El barco había llegado a tiempo. La isla nos recibía con un maravilloso día de sol, y allí estaba nuestro amigo Ramón, esperando ansioso por este reencuentro, para seguir recorriendo de a pie las maravillosas Islas Canarias.
Era el turno de Lanzarote. Julia, Ramón y yo estábamos dispuestos a explorar los puntos más recónditos y menos concurridos de la isla volcánica, imponente con sus playas y cerros cubiertos por arena negra.
Las distancias entre las diferentes calas y bahías eran relativamente cortas. Teníamos tiempo y ganas de disfrutar del paisaje, de oler, de sentir, de escuchar a la isla.
En determinadas ocasiones recurríamos al auto-stop, pero nunca era la primera opción. Para iniciar una buena caminata era menester dormir bien, despertar temprano, desayunar alguna fruta, a veces un snack y siempre el mate.
De la estación portuaria nos dirigimos al mercado del pueblo, para comprar algunas provisiones. Por experiencia, sabíamos lo que necesitábamos antes de largarnos a una nueva aventura.
Cada uno contaba con una bolsa de dormir y un aislante térmico. Nos dividimos las provisiones; además, llevábamos un bidón de cinco litros de agua por persona, más objetos personales.
También portábamos tres tiendas de campaña personales, si bien pocas veces las usábamos. A pesar de estar en abril, el templado clima de la isla permitía disfrutar de dormir con un techo lleno de estrellas y poca luminaria artificial.
Ramón había visto en el mapa una hermosa cala de arena fina y dorada y fuimos en su búsqueda, evitando las playas más turísticas del sur de la isla.
Queríamos evadir el ruido, el consumo, lo masivo. Preferíamos perdernos por los senderos que bordeaban los infinitos acantilados, buscando solitarias playas paradisíacas.

### Datos mostrados

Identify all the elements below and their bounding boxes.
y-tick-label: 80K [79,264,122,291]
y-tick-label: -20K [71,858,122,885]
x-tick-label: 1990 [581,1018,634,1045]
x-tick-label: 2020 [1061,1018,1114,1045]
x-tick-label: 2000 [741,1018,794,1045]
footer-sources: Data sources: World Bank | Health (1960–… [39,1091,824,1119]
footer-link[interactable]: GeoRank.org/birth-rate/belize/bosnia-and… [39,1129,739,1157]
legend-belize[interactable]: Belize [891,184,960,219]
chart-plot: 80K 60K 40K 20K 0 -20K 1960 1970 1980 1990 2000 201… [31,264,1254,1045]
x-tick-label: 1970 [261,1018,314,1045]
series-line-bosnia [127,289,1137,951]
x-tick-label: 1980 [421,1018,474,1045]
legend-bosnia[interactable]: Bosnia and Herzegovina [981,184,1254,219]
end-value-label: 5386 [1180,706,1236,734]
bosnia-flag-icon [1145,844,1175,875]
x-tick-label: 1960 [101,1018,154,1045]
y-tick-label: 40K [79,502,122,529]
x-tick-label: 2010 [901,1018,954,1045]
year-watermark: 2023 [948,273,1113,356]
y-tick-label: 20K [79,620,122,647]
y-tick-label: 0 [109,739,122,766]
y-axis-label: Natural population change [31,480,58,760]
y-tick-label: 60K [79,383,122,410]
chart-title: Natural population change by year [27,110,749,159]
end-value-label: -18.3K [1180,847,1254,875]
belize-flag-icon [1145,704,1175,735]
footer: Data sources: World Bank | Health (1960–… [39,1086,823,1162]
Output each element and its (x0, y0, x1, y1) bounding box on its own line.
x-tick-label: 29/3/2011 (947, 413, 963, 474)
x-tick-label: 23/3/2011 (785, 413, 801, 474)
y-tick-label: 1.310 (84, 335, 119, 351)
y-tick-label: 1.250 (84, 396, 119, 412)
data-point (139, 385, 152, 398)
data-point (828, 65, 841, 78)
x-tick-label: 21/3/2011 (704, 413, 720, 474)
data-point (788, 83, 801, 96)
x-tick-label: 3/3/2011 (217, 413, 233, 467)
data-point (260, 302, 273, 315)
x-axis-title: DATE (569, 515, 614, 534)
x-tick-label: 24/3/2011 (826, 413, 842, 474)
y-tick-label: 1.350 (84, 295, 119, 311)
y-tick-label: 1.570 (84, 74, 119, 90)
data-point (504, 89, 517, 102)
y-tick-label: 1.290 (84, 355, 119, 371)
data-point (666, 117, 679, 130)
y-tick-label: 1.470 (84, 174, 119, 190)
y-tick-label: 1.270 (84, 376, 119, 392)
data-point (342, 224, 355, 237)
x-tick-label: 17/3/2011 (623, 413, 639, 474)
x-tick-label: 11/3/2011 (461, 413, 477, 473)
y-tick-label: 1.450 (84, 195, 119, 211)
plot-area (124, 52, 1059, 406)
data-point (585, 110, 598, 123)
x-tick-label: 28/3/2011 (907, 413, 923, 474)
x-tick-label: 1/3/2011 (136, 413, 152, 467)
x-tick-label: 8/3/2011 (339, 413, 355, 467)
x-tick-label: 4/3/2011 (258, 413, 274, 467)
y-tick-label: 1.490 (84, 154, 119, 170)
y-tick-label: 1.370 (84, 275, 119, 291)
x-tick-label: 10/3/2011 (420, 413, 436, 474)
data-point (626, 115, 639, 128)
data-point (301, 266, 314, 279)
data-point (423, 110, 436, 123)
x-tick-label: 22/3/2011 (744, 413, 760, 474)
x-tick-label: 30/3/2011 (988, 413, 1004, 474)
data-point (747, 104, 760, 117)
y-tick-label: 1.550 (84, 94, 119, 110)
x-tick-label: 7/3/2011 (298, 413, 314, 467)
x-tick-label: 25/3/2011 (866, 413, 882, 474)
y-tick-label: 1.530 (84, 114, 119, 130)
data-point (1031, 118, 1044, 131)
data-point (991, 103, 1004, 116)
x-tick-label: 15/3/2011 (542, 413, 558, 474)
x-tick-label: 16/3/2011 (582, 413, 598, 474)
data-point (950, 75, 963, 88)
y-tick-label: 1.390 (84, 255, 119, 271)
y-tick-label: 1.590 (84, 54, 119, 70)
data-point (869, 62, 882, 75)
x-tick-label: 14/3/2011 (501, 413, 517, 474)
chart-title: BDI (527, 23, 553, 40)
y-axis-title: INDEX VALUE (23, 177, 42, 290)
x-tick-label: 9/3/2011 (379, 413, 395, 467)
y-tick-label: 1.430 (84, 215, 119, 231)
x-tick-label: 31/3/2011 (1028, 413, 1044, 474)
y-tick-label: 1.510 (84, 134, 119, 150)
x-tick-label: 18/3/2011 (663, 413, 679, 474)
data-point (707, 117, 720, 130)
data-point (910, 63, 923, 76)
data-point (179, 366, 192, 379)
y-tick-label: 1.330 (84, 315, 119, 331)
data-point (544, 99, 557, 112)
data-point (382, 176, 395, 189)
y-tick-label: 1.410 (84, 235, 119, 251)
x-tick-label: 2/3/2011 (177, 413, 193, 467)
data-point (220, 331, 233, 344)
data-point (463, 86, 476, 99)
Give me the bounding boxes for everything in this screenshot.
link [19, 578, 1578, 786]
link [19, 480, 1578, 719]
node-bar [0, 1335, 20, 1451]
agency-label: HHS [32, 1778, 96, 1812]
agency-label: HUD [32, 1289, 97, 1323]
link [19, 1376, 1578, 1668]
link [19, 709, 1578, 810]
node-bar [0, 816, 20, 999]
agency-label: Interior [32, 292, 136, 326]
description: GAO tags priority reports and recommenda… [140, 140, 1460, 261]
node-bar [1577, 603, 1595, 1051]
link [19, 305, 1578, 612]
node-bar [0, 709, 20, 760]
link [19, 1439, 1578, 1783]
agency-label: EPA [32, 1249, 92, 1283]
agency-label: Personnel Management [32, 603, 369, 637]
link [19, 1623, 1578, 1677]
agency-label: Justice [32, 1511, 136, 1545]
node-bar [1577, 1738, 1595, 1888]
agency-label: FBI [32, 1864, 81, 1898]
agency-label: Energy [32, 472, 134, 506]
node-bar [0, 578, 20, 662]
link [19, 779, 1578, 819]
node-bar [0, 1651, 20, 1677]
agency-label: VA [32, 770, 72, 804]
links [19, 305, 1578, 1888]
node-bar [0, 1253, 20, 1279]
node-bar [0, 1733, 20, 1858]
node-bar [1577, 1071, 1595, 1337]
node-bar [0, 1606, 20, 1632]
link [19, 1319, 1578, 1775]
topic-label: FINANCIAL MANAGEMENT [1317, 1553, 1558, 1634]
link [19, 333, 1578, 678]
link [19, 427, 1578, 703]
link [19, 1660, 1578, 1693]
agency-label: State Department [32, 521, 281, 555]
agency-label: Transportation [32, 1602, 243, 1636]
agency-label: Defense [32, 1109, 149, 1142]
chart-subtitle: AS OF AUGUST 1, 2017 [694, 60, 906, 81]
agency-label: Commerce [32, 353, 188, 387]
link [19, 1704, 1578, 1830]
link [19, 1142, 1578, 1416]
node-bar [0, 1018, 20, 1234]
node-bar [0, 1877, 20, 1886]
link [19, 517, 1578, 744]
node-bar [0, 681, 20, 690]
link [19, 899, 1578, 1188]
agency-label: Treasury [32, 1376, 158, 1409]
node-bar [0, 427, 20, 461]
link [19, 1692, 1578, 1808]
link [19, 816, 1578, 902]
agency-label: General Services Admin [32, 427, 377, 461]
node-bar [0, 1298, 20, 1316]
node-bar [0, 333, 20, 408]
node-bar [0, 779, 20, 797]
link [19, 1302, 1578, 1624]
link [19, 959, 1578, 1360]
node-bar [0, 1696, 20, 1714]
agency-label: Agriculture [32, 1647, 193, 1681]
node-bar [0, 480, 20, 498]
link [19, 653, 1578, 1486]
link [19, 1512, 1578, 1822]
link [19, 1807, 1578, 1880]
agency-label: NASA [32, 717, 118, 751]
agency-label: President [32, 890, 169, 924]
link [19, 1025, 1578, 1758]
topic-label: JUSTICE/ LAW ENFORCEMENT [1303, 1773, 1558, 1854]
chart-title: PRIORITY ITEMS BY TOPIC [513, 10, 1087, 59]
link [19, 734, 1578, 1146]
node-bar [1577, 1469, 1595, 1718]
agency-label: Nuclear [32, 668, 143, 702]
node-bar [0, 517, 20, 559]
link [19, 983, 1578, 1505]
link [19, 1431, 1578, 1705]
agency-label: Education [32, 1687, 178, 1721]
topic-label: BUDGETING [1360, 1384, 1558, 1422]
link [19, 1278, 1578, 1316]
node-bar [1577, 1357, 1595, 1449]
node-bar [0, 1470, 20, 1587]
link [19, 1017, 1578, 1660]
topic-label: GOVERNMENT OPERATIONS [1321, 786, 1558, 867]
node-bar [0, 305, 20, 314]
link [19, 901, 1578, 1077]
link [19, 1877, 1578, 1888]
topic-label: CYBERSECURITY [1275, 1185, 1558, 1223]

### Ejercicio breve 1
Resuma en dos oraciones el relato sobre Lanzarote.
### Ejercicio breve 2
Presente como lista numerada las entradas, comenzando por la primera de ellas y terminando en la línea que contiene "x-tick-label: 3/3/2011 (217, 413, 233, 467)", con ambos extremos incluidos y sin las líneas en blanco.

### Resultado 1
Tras llegar en barco a Lanzarote, Julia, Ramón y quien narra se disponen a recorrer a pie los puntos más recónditos y menos concurridos de la isla volcánica, con bolsas de dormir, aislantes térmicos, agua y provisiones compradas en el mercado del pueblo. Salen en busca de una cala de arena fina y dorada que Ramón había visto en el mapa y evitan las playas más turísticas del sur para huir del ruido y hallar playas solitarias.

### Resultado 2
1. Identify all the elements below and their bounding boxes.
2. y-tick-label: 80K [79,264,122,291]
3. y-tick-label: -20K [71,858,122,885]
4. x-tick-label: 1990 [581,1018,634,1045]
5. x-tick-label: 2020 [1061,1018,1114,1045]
6. x-tick-label: 2000 [741,1018,794,1045]
7. footer-sources: Data sources: World Bank | Health (1960–… [39,1091,824,1119]
8. footer-link[interactable]: GeoRank.org/birth-rate/belize/bosnia-and… [39,1129,739,1157]
9. legend-belize[interactable]: Belize [891,184,960,219]
10. chart-plot: 80K 60K 40K 20K 0 -20K 1960 1970 1980 1990 2000 201… [31,264,1254,1045]
11. x-tick-label: 1970 [261,1018,314,1045]
12. series-line-bosnia [127,289,1137,951]
13. x-tick-label: 1980 [421,1018,474,1045]
14. legend-bosnia[interactable]: Bosnia and Herzegovina [981,184,1254,219]
15. end-value-label: 5386 [1180,706,1236,734]
16. bosnia-flag-icon [1145,844,1175,875]
17. x-tick-label: 1960 [101,1018,154,1045]
18. y-tick-label: 40K [79,502,122,529]
19. x-tick-label: 2010 [901,1018,954,1045]
20. year-watermark: 2023 [948,273,1113,356]
21. y-tick-label: 20K [79,620,122,647]
22. y-tick-label: 0 [109,739,122,766]
23. y-axis-label: Natural population change [31,480,58,760]
24. y-tick-label: 60K [79,383,122,410]
25. chart-title: Natural population change by year [27,110,749,159]
26. end-value-label: -18.3K [1180,847,1254,875]
27. belize-flag-icon [1145,704,1175,735]
28. footer: Data sources: World Bank | Health (1960–… [39,1086,823,1162]
29. Output each element and its (x0, y0, x1, y1) bounding box on its own line.
30. x-tick-label: 29/3/2011 (947, 413, 963, 474)
31. x-tick-label: 23/3/2011 (785, 413, 801, 474)
32. y-tick-label: 1.310 (84, 335, 119, 351)
33. y-tick-label: 1.250 (84, 396, 119, 412)
34. data-point (139, 385, 152, 398)
35. data-point (828, 65, 841, 78)
36. x-tick-label: 21/3/2011 (704, 413, 720, 474)
37. data-point (788, 83, 801, 96)
38. x-tick-label: 3/3/2011 (217, 413, 233, 467)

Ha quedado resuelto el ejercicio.